DESCRIPTION OF THE TASK -
Tally the lines holding "ylabel" and state only that figure.

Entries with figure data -

· · · · ·

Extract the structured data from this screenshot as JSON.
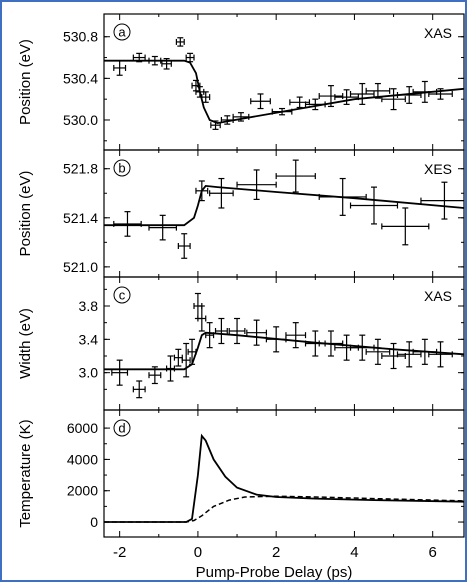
{
  "frame_color": "#3f6fc0",
  "x_axis": {
    "label": "Pump-Probe Delay (ps)",
    "range": [
      -2.4,
      6.8
    ],
    "ticks": [
      -2,
      0,
      2,
      4,
      6
    ],
    "tick_labels": [
      "-2",
      "0",
      "2",
      "4",
      "6"
    ]
  },
  "chart_data": [
    {
      "type": "scatter",
      "panel_letter": "a",
      "tag": "XAS",
      "ylabel": "Position (eV)",
      "ylim": [
        529.75,
        530.98
      ],
      "yticks": [
        530.0,
        530.4,
        530.8
      ],
      "ytick_labels": [
        "530.0",
        "530.4",
        "530.8"
      ],
      "points": [
        {
          "x": -2.0,
          "y": 530.5,
          "xerr": 0.15,
          "yerr": 0.07
        },
        {
          "x": -1.5,
          "y": 530.6,
          "xerr": 0.15,
          "yerr": 0.04
        },
        {
          "x": -1.1,
          "y": 530.57,
          "xerr": 0.15,
          "yerr": 0.04
        },
        {
          "x": -0.8,
          "y": 530.54,
          "xerr": 0.12,
          "yerr": 0.05
        },
        {
          "x": -0.45,
          "y": 530.75,
          "xerr": 0.1,
          "yerr": 0.04
        },
        {
          "x": -0.2,
          "y": 530.6,
          "xerr": 0.1,
          "yerr": 0.04
        },
        {
          "x": -0.05,
          "y": 530.33,
          "xerr": 0.1,
          "yerr": 0.05
        },
        {
          "x": 0.05,
          "y": 530.27,
          "xerr": 0.1,
          "yerr": 0.05
        },
        {
          "x": 0.2,
          "y": 530.22,
          "xerr": 0.1,
          "yerr": 0.05
        },
        {
          "x": 0.45,
          "y": 529.95,
          "xerr": 0.12,
          "yerr": 0.04
        },
        {
          "x": 0.75,
          "y": 530.0,
          "xerr": 0.15,
          "yerr": 0.04
        },
        {
          "x": 1.1,
          "y": 530.03,
          "xerr": 0.2,
          "yerr": 0.04
        },
        {
          "x": 1.6,
          "y": 530.18,
          "xerr": 0.25,
          "yerr": 0.07
        },
        {
          "x": 2.15,
          "y": 530.08,
          "xerr": 0.25,
          "yerr": 0.03
        },
        {
          "x": 2.6,
          "y": 530.17,
          "xerr": 0.25,
          "yerr": 0.05
        },
        {
          "x": 3.0,
          "y": 530.15,
          "xerr": 0.25,
          "yerr": 0.05
        },
        {
          "x": 3.4,
          "y": 530.23,
          "xerr": 0.3,
          "yerr": 0.1
        },
        {
          "x": 3.8,
          "y": 530.22,
          "xerr": 0.3,
          "yerr": 0.07
        },
        {
          "x": 4.2,
          "y": 530.25,
          "xerr": 0.3,
          "yerr": 0.1
        },
        {
          "x": 4.6,
          "y": 530.28,
          "xerr": 0.3,
          "yerr": 0.07
        },
        {
          "x": 5.0,
          "y": 530.2,
          "xerr": 0.3,
          "yerr": 0.1
        },
        {
          "x": 5.4,
          "y": 530.24,
          "xerr": 0.3,
          "yerr": 0.08
        },
        {
          "x": 5.8,
          "y": 530.27,
          "xerr": 0.3,
          "yerr": 0.1
        },
        {
          "x": 6.2,
          "y": 530.25,
          "xerr": 0.3,
          "yerr": 0.05
        }
      ],
      "fit": [
        [
          -2.4,
          530.57
        ],
        [
          -0.35,
          530.57
        ],
        [
          -0.2,
          530.55
        ],
        [
          -0.05,
          530.45
        ],
        [
          0.05,
          530.27
        ],
        [
          0.15,
          530.12
        ],
        [
          0.3,
          530.0
        ],
        [
          0.5,
          529.97
        ],
        [
          0.8,
          529.99
        ],
        [
          2.0,
          530.07
        ],
        [
          4.0,
          530.2
        ],
        [
          6.8,
          530.3
        ]
      ]
    },
    {
      "type": "scatter",
      "panel_letter": "b",
      "tag": "XES",
      "ylabel": "Position (eV)",
      "ylim": [
        520.95,
        521.92
      ],
      "yticks": [
        521.0,
        521.4,
        521.8
      ],
      "ytick_labels": [
        "521.0",
        "521.4",
        "521.8"
      ],
      "points": [
        {
          "x": -1.8,
          "y": 521.35,
          "xerr": 0.35,
          "yerr": 0.1
        },
        {
          "x": -0.9,
          "y": 521.32,
          "xerr": 0.35,
          "yerr": 0.1
        },
        {
          "x": -0.35,
          "y": 521.17,
          "xerr": 0.15,
          "yerr": 0.1
        },
        {
          "x": 0.1,
          "y": 521.62,
          "xerr": 0.15,
          "yerr": 0.08
        },
        {
          "x": 0.6,
          "y": 521.6,
          "xerr": 0.3,
          "yerr": 0.12
        },
        {
          "x": 1.5,
          "y": 521.67,
          "xerr": 0.5,
          "yerr": 0.12
        },
        {
          "x": 2.5,
          "y": 521.74,
          "xerr": 0.5,
          "yerr": 0.13
        },
        {
          "x": 3.7,
          "y": 521.57,
          "xerr": 0.6,
          "yerr": 0.15
        },
        {
          "x": 4.5,
          "y": 521.5,
          "xerr": 0.6,
          "yerr": 0.15
        },
        {
          "x": 5.3,
          "y": 521.33,
          "xerr": 0.6,
          "yerr": 0.15
        },
        {
          "x": 6.3,
          "y": 521.54,
          "xerr": 0.6,
          "yerr": 0.15
        }
      ],
      "fit": [
        [
          -2.4,
          521.34
        ],
        [
          -0.35,
          521.34
        ],
        [
          -0.1,
          521.4
        ],
        [
          0.0,
          521.5
        ],
        [
          0.1,
          521.62
        ],
        [
          0.2,
          521.66
        ],
        [
          0.5,
          521.65
        ],
        [
          2.0,
          521.61
        ],
        [
          4.0,
          521.56
        ],
        [
          6.8,
          521.48
        ]
      ]
    },
    {
      "type": "scatter",
      "panel_letter": "c",
      "tag": "XAS",
      "ylabel": "Width (eV)",
      "ylim": [
        2.6,
        4.1
      ],
      "yticks": [
        3.0,
        3.4,
        3.8
      ],
      "ytick_labels": [
        "3.0",
        "3.4",
        "3.8"
      ],
      "points": [
        {
          "x": -2.0,
          "y": 3.0,
          "xerr": 0.2,
          "yerr": 0.15
        },
        {
          "x": -1.5,
          "y": 2.8,
          "xerr": 0.15,
          "yerr": 0.1
        },
        {
          "x": -1.1,
          "y": 2.97,
          "xerr": 0.15,
          "yerr": 0.1
        },
        {
          "x": -0.7,
          "y": 3.05,
          "xerr": 0.1,
          "yerr": 0.15
        },
        {
          "x": -0.5,
          "y": 3.18,
          "xerr": 0.1,
          "yerr": 0.1
        },
        {
          "x": -0.3,
          "y": 3.15,
          "xerr": 0.1,
          "yerr": 0.2
        },
        {
          "x": -0.15,
          "y": 3.25,
          "xerr": 0.1,
          "yerr": 0.15
        },
        {
          "x": 0.0,
          "y": 3.8,
          "xerr": 0.1,
          "yerr": 0.15
        },
        {
          "x": 0.1,
          "y": 3.65,
          "xerr": 0.1,
          "yerr": 0.15
        },
        {
          "x": 0.3,
          "y": 3.45,
          "xerr": 0.1,
          "yerr": 0.15
        },
        {
          "x": 0.6,
          "y": 3.5,
          "xerr": 0.15,
          "yerr": 0.15
        },
        {
          "x": 1.0,
          "y": 3.5,
          "xerr": 0.2,
          "yerr": 0.15
        },
        {
          "x": 1.5,
          "y": 3.48,
          "xerr": 0.25,
          "yerr": 0.15
        },
        {
          "x": 2.0,
          "y": 3.4,
          "xerr": 0.25,
          "yerr": 0.15
        },
        {
          "x": 2.5,
          "y": 3.45,
          "xerr": 0.25,
          "yerr": 0.15
        },
        {
          "x": 3.0,
          "y": 3.35,
          "xerr": 0.25,
          "yerr": 0.15
        },
        {
          "x": 3.4,
          "y": 3.35,
          "xerr": 0.3,
          "yerr": 0.15
        },
        {
          "x": 3.8,
          "y": 3.3,
          "xerr": 0.3,
          "yerr": 0.15
        },
        {
          "x": 4.2,
          "y": 3.3,
          "xerr": 0.3,
          "yerr": 0.15
        },
        {
          "x": 4.6,
          "y": 3.25,
          "xerr": 0.3,
          "yerr": 0.15
        },
        {
          "x": 5.0,
          "y": 3.2,
          "xerr": 0.3,
          "yerr": 0.15
        },
        {
          "x": 5.4,
          "y": 3.22,
          "xerr": 0.3,
          "yerr": 0.15
        },
        {
          "x": 5.8,
          "y": 3.25,
          "xerr": 0.3,
          "yerr": 0.15
        },
        {
          "x": 6.2,
          "y": 3.22,
          "xerr": 0.3,
          "yerr": 0.15
        }
      ],
      "fit": [
        [
          -2.4,
          3.04
        ],
        [
          -0.35,
          3.04
        ],
        [
          -0.15,
          3.1
        ],
        [
          0.0,
          3.3
        ],
        [
          0.1,
          3.45
        ],
        [
          0.2,
          3.48
        ],
        [
          1.0,
          3.45
        ],
        [
          3.0,
          3.36
        ],
        [
          5.0,
          3.28
        ],
        [
          6.8,
          3.22
        ]
      ]
    },
    {
      "type": "line",
      "panel_letter": "d",
      "ylabel": "Temperature (K)",
      "ylim": [
        -700,
        6900
      ],
      "yticks": [
        0,
        2000,
        4000,
        6000
      ],
      "ytick_labels": [
        "0",
        "2000",
        "4000",
        "6000"
      ],
      "series": [
        {
          "style": "solid",
          "points": [
            [
              -2.4,
              0
            ],
            [
              -0.3,
              0
            ],
            [
              -0.15,
              200
            ],
            [
              0.0,
              3000
            ],
            [
              0.1,
              5500
            ],
            [
              0.2,
              5200
            ],
            [
              0.4,
              4000
            ],
            [
              0.7,
              2900
            ],
            [
              1.0,
              2200
            ],
            [
              1.5,
              1750
            ],
            [
              2.0,
              1600
            ],
            [
              3.0,
              1500
            ],
            [
              4.5,
              1400
            ],
            [
              6.8,
              1300
            ]
          ]
        },
        {
          "style": "dashed",
          "points": [
            [
              -2.4,
              0
            ],
            [
              -0.3,
              0
            ],
            [
              -0.1,
              100
            ],
            [
              0.1,
              400
            ],
            [
              0.4,
              1000
            ],
            [
              0.8,
              1400
            ],
            [
              1.2,
              1600
            ],
            [
              2.0,
              1650
            ],
            [
              3.0,
              1600
            ],
            [
              4.5,
              1500
            ],
            [
              6.8,
              1350
            ]
          ]
        }
      ]
    }
  ]
}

· · · · ·

SOLUTION TO THE PROBLEM -
4